Stated problem –
Leave the pictures out and print every record below exactly as it stands.

::::

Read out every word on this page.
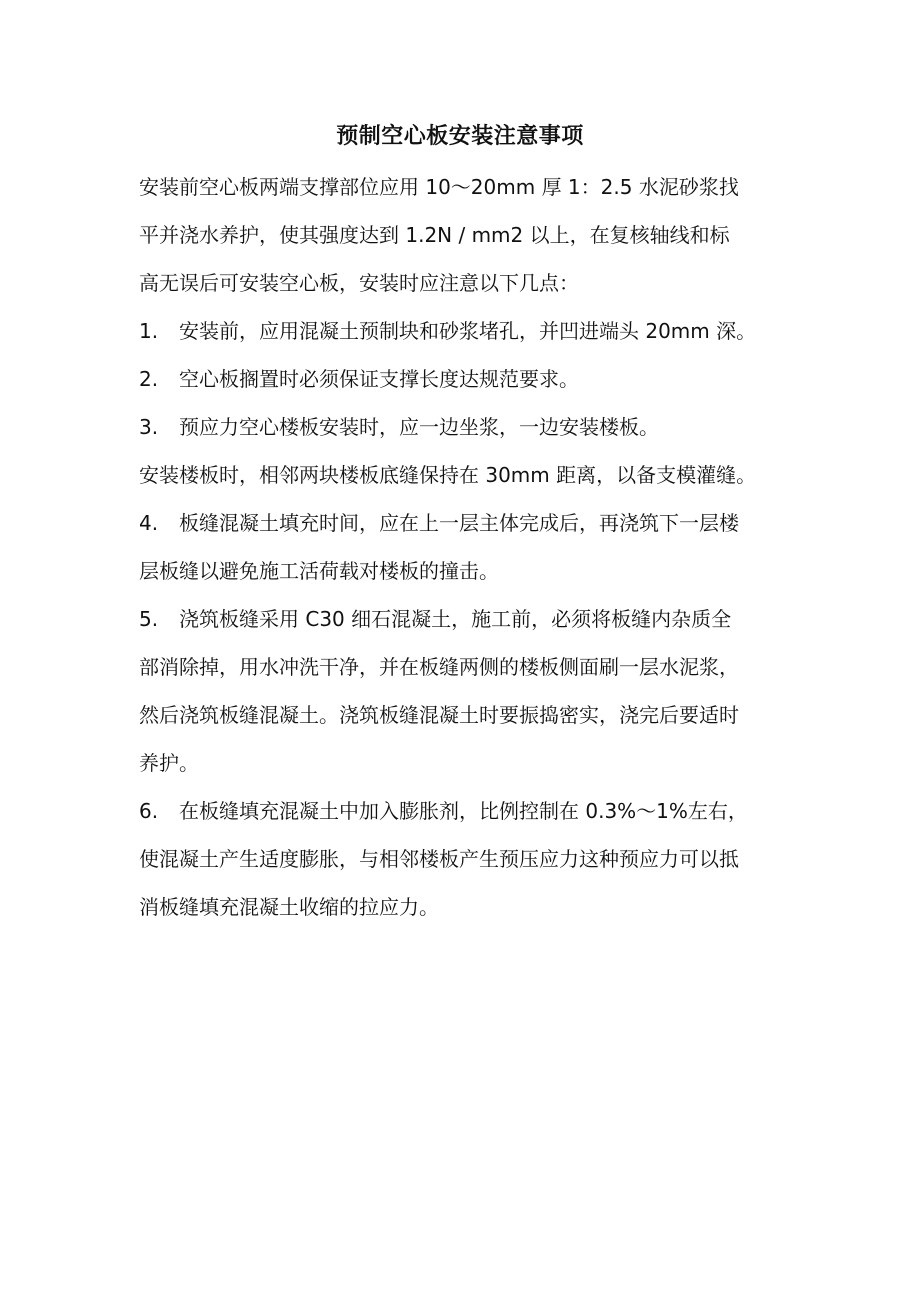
预制空心板安装注意事项
安装前空心板两端支撑部位应用 10～20mm 厚 1：2.5 水泥砂浆找
平并浇水养护，使其强度达到 1.2N / mm2 以上，在复核轴线和标
高无误后可安装空心板，安装时应注意以下几点：
1. 安装前，应用混凝土预制块和砂浆堵孔，并凹进端头 20mm 深。
2. 空心板搁置时必须保证支撑长度达规范要求。
3. 预应力空心楼板安装时，应一边坐浆，一边安装楼板。
安装楼板时，相邻两块楼板底缝保持在 30mm 距离，以备支模灌缝。
4. 板缝混凝土填充时间，应在上一层主体完成后，再浇筑下一层楼
层板缝以避免施工活荷载对楼板的撞击。
5. 浇筑板缝采用 C30 细石混凝土，施工前，必须将板缝内杂质全
部消除掉，用水冲洗干净，并在板缝两侧的楼板侧面刷一层水泥浆，
然后浇筑板缝混凝土。浇筑板缝混凝土时要振捣密实，浇完后要适时
养护。
6. 在板缝填充混凝土中加入膨胀剂，比例控制在 0.3%～1%左右，
使混凝土产生适度膨胀，与相邻楼板产生预压应力这种预应力可以抵
消板缝填充混凝土收缩的拉应力。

::::

Answer for the task –
Read out every word on this page.
预制空心板安装注意事项
安装前空心板两端支撑部位应用 10～20mm 厚 1：2.5 水泥砂浆找
平并浇水养护，使其强度达到 1.2N / mm2 以上，在复核轴线和标
高无误后可安装空心板，安装时应注意以下几点：
1. 安装前，应用混凝土预制块和砂浆堵孔，并凹进端头 20mm 深。
2. 空心板搁置时必须保证支撑长度达规范要求。
3. 预应力空心楼板安装时，应一边坐浆，一边安装楼板。
安装楼板时，相邻两块楼板底缝保持在 30mm 距离，以备支模灌缝。
4. 板缝混凝土填充时间，应在上一层主体完成后，再浇筑下一层楼
层板缝以避免施工活荷载对楼板的撞击。
5. 浇筑板缝采用 C30 细石混凝土，施工前，必须将板缝内杂质全
部消除掉，用水冲洗干净，并在板缝两侧的楼板侧面刷一层水泥浆，
然后浇筑板缝混凝土。浇筑板缝混凝土时要振捣密实，浇完后要适时
养护。
6. 在板缝填充混凝土中加入膨胀剂，比例控制在 0.3%～1%左右，
使混凝土产生适度膨胀，与相邻楼板产生预压应力这种预应力可以抵
消板缝填充混凝土收缩的拉应力。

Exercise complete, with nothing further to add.